Task prompt:
Read the material below and tally how many lines hold the word "resources", giving the number and nothing else.

[Data items]

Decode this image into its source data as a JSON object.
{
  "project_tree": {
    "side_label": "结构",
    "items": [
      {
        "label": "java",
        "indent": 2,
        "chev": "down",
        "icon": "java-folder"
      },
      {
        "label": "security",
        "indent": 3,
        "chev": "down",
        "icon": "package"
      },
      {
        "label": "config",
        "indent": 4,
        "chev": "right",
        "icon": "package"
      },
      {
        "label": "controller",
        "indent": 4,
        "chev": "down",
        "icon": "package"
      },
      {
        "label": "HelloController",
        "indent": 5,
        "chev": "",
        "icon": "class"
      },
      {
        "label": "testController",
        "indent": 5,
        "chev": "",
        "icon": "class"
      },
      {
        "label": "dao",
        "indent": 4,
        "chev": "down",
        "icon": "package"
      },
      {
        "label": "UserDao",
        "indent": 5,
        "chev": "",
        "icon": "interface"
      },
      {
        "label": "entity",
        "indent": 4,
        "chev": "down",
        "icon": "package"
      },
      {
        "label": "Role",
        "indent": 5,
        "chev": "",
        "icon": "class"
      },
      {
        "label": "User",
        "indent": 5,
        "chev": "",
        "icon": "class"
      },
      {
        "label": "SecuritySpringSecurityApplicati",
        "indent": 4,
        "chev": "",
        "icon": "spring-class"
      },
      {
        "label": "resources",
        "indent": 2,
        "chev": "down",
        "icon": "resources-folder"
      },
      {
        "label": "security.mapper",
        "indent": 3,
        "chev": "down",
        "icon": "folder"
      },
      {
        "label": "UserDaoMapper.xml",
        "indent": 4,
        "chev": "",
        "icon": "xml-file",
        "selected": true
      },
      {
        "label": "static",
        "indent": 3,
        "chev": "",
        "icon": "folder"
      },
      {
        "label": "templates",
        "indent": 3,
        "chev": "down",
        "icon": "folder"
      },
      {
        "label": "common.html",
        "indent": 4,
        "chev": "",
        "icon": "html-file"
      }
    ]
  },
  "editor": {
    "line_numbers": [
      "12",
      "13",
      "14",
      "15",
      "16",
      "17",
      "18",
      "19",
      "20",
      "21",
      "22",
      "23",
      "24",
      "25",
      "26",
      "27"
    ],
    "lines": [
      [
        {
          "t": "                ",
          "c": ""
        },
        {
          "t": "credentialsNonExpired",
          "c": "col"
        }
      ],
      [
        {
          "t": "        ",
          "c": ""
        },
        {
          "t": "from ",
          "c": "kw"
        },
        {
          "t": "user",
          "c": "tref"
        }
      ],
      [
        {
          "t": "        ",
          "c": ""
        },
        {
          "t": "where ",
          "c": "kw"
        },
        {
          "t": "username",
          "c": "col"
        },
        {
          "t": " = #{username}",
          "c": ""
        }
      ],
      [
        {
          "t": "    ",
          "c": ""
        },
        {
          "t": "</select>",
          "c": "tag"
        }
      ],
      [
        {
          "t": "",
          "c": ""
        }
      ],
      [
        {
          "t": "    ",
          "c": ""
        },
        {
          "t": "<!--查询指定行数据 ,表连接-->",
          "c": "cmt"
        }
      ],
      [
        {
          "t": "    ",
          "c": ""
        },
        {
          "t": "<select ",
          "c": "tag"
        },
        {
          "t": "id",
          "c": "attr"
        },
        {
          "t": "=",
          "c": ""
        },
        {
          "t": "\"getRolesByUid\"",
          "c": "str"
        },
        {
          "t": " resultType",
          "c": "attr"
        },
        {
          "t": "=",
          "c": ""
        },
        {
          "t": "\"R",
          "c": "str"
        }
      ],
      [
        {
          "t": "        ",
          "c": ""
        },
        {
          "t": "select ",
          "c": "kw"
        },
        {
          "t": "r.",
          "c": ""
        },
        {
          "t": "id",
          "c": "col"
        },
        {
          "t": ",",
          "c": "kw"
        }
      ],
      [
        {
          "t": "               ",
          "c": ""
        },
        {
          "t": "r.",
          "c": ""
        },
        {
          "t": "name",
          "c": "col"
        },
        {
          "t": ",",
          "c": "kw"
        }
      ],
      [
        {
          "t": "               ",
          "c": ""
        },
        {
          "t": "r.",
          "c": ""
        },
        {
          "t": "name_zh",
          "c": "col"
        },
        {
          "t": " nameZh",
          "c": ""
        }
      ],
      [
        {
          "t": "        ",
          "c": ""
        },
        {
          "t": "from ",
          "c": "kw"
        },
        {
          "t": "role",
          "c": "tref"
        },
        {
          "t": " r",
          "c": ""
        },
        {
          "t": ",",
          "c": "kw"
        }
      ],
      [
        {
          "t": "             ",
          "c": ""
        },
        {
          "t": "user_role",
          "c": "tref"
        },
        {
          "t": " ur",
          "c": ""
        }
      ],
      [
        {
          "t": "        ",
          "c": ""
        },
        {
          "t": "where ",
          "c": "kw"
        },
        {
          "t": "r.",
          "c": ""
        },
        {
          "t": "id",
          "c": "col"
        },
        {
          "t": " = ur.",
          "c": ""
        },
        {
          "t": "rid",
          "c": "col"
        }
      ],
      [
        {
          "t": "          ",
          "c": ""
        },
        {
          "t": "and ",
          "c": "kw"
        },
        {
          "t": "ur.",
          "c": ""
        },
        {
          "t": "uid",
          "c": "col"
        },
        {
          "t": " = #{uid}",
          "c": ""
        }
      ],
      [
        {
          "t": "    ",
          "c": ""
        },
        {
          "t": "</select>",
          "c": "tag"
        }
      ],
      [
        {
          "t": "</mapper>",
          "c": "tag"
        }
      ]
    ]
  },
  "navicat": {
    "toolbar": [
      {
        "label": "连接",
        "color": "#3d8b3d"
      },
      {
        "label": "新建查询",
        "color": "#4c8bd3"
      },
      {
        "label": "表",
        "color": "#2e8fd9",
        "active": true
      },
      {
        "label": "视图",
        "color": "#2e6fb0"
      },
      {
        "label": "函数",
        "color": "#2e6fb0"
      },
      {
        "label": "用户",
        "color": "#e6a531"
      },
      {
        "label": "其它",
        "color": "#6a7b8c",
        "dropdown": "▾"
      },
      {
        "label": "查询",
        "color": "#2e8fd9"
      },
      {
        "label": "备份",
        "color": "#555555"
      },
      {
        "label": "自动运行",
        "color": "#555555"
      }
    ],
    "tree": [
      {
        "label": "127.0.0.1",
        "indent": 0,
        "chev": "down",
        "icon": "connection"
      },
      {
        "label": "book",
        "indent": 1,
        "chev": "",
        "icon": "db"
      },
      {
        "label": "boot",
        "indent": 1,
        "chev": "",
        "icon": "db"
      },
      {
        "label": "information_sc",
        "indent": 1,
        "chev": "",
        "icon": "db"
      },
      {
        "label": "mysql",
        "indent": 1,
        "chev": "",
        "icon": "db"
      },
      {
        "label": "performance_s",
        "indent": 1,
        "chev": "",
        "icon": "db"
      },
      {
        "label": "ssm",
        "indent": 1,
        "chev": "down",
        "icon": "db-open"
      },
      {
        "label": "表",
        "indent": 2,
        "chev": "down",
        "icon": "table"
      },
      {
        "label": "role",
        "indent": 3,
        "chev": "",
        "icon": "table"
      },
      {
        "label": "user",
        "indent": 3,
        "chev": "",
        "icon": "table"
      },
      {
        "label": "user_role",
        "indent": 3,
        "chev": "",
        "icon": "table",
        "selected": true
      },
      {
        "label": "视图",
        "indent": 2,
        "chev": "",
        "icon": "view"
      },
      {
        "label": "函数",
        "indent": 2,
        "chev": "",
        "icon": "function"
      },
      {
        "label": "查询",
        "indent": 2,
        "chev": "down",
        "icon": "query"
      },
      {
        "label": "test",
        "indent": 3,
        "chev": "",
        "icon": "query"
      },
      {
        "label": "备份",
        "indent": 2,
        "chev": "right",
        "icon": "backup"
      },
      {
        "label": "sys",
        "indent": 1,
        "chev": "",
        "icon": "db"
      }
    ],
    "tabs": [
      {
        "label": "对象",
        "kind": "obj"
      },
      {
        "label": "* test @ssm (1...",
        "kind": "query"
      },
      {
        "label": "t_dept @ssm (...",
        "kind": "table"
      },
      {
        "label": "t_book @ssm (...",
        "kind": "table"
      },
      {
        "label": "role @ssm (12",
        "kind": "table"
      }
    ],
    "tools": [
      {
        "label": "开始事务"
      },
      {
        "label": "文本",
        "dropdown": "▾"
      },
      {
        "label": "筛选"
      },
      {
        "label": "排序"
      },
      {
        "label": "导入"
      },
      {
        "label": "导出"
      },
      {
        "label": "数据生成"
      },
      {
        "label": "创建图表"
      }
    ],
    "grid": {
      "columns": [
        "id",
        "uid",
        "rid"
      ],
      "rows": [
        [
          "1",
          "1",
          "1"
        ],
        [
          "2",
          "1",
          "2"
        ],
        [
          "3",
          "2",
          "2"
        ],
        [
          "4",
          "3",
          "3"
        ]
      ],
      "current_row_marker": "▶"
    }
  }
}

Response:
2